> [Materials provided]:
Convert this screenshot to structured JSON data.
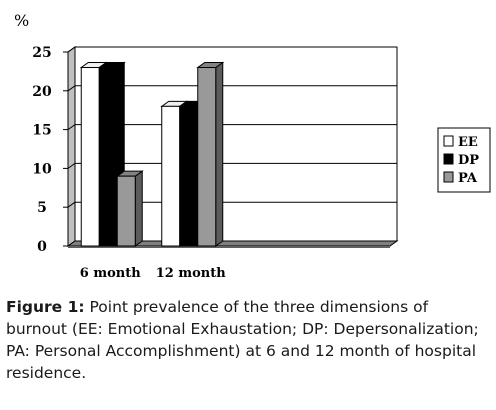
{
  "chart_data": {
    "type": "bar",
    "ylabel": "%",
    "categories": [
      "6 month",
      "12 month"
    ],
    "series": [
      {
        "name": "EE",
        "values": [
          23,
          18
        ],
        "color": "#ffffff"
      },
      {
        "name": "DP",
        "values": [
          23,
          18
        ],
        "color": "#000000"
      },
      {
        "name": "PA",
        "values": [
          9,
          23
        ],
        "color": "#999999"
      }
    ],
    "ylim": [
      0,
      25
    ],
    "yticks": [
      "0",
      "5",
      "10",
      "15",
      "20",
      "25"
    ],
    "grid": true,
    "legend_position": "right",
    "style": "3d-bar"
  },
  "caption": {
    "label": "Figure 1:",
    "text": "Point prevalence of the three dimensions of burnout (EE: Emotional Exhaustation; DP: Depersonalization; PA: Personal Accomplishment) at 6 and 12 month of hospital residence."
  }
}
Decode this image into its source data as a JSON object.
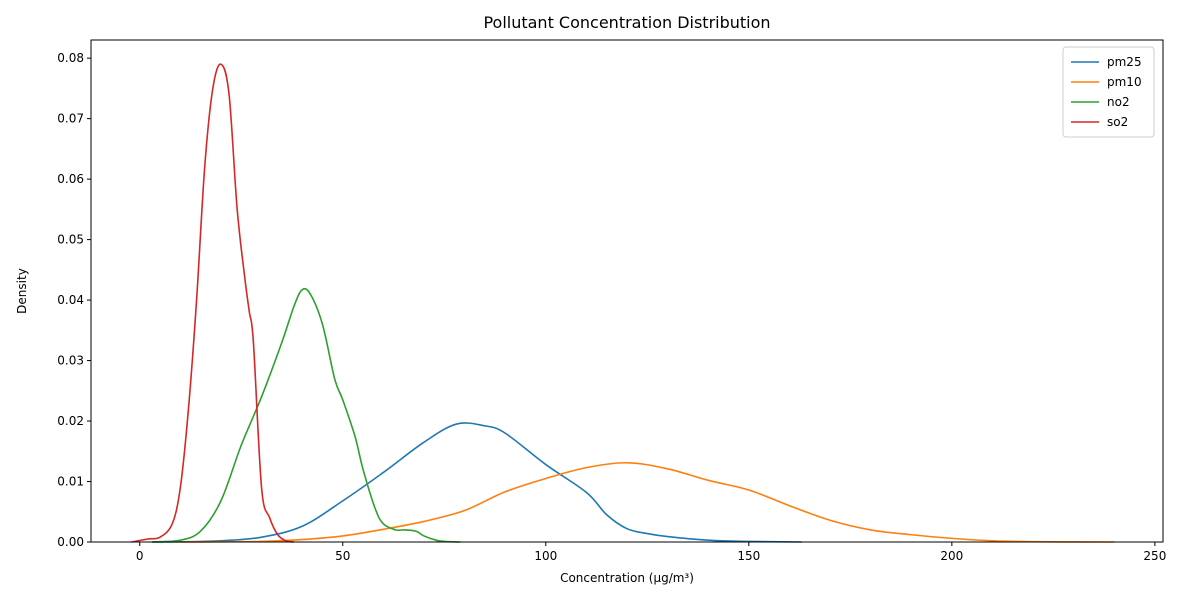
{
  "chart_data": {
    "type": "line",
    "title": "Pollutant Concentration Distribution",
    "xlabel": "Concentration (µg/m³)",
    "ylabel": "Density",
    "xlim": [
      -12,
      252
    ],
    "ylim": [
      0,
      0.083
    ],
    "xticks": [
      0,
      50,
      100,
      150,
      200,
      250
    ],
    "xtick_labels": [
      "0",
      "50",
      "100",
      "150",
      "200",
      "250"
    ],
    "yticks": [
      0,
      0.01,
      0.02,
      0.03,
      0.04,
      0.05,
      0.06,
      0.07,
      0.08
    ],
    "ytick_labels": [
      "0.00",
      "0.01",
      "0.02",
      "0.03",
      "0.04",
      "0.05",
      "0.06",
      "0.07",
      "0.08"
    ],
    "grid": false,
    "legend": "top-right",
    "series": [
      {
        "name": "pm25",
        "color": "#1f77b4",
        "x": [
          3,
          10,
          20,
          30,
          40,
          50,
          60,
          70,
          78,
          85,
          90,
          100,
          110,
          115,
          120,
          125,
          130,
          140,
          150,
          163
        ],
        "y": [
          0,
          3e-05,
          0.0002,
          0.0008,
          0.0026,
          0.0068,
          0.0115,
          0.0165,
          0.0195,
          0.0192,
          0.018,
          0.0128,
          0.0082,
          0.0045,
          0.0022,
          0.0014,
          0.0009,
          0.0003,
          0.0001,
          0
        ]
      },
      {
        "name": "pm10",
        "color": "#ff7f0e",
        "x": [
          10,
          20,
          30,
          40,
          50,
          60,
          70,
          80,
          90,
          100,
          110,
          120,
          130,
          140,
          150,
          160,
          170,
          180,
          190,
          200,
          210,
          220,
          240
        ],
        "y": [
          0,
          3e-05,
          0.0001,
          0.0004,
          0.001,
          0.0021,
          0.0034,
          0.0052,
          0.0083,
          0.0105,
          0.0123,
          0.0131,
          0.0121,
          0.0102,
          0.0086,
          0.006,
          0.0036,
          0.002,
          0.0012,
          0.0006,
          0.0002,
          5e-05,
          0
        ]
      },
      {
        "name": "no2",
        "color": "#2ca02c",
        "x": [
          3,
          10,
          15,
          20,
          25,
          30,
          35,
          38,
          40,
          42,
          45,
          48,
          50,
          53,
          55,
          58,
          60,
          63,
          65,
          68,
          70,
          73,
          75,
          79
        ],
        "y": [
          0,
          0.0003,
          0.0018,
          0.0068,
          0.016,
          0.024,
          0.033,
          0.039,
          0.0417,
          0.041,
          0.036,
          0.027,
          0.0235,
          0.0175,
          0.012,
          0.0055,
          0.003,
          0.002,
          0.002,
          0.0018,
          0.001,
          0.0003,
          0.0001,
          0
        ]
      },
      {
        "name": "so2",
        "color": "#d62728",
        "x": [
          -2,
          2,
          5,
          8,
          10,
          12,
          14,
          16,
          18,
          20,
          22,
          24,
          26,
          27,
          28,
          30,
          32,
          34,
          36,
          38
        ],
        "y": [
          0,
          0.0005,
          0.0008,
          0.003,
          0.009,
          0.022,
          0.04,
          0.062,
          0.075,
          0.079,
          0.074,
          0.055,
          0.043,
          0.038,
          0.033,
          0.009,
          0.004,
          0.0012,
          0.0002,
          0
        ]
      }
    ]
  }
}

> [To be done]: Leave the pictures out, and transcribe each of the records exactly.

> [Task output]:
Convert this screenshot to structured JSON data.
{
  "chart_data": {
    "type": "bar",
    "ylabel": "%",
    "categories": [
      "6 month",
      "12 month"
    ],
    "series": [
      {
        "name": "EE",
        "values": [
          23,
          18
        ],
        "color": "#ffffff"
      },
      {
        "name": "DP",
        "values": [
          23,
          18
        ],
        "color": "#000000"
      },
      {
        "name": "PA",
        "values": [
          9,
          23
        ],
        "color": "#999999"
      }
    ],
    "ylim": [
      0,
      25
    ],
    "yticks": [
      "0",
      "5",
      "10",
      "15",
      "20",
      "25"
    ],
    "grid": true,
    "legend_position": "right",
    "style": "3d-bar"
  },
  "caption": {
    "label": "Figure 1:",
    "text": "Point prevalence of the three dimensions of burnout (EE: Emotional Exhaustation; DP: Depersonalization; PA: Personal Accomplishment) at 6 and 12 month of hospital residence."
  }
}
Decode this image into its source data as a JSON object.
{
  "chart_data": {
    "type": "line",
    "title": "Pollutant Concentration Distribution",
    "xlabel": "Concentration (µg/m³)",
    "ylabel": "Density",
    "xlim": [
      -12,
      252
    ],
    "ylim": [
      0,
      0.083
    ],
    "xticks": [
      0,
      50,
      100,
      150,
      200,
      250
    ],
    "xtick_labels": [
      "0",
      "50",
      "100",
      "150",
      "200",
      "250"
    ],
    "yticks": [
      0,
      0.01,
      0.02,
      0.03,
      0.04,
      0.05,
      0.06,
      0.07,
      0.08
    ],
    "ytick_labels": [
      "0.00",
      "0.01",
      "0.02",
      "0.03",
      "0.04",
      "0.05",
      "0.06",
      "0.07",
      "0.08"
    ],
    "grid": false,
    "legend": "top-right",
    "series": [
      {
        "name": "pm25",
        "color": "#1f77b4",
        "x": [
          3,
          10,
          20,
          30,
          40,
          50,
          60,
          70,
          78,
          85,
          90,
          100,
          110,
          115,
          120,
          125,
          130,
          140,
          150,
          163
        ],
        "y": [
          0,
          3e-05,
          0.0002,
          0.0008,
          0.0026,
          0.0068,
          0.0115,
          0.0165,
          0.0195,
          0.0192,
          0.018,
          0.0128,
          0.0082,
          0.0045,
          0.0022,
          0.0014,
          0.0009,
          0.0003,
          0.0001,
          0
        ]
      },
      {
        "name": "pm10",
        "color": "#ff7f0e",
        "x": [
          10,
          20,
          30,
          40,
          50,
          60,
          70,
          80,
          90,
          100,
          110,
          120,
          130,
          140,
          150,
          160,
          170,
          180,
          190,
          200,
          210,
          220,
          240
        ],
        "y": [
          0,
          3e-05,
          0.0001,
          0.0004,
          0.001,
          0.0021,
          0.0034,
          0.0052,
          0.0083,
          0.0105,
          0.0123,
          0.0131,
          0.0121,
          0.0102,
          0.0086,
          0.006,
          0.0036,
          0.002,
          0.0012,
          0.0006,
          0.0002,
          5e-05,
          0
        ]
      },
      {
        "name": "no2",
        "color": "#2ca02c",
        "x": [
          3,
          10,
          15,
          20,
          25,
          30,
          35,
          38,
          40,
          42,
          45,
          48,
          50,
          53,
          55,
          58,
          60,
          63,
          65,
          68,
          70,
          73,
          75,
          79
        ],
        "y": [
          0,
          0.0003,
          0.0018,
          0.0068,
          0.016,
          0.024,
          0.033,
          0.039,
          0.0417,
          0.041,
          0.036,
          0.027,
          0.0235,
          0.0175,
          0.012,
          0.0055,
          0.003,
          0.002,
          0.002,
          0.0018,
          0.001,
          0.0003,
          0.0001,
          0
        ]
      },
      {
        "name": "so2",
        "color": "#d62728",
        "x": [
          -2,
          2,
          5,
          8,
          10,
          12,
          14,
          16,
          18,
          20,
          22,
          24,
          26,
          27,
          28,
          30,
          32,
          34,
          36,
          38
        ],
        "y": [
          0,
          0.0005,
          0.0008,
          0.003,
          0.009,
          0.022,
          0.04,
          0.062,
          0.075,
          0.079,
          0.074,
          0.055,
          0.043,
          0.038,
          0.033,
          0.009,
          0.004,
          0.0012,
          0.0002,
          0
        ]
      }
    ]
  }
}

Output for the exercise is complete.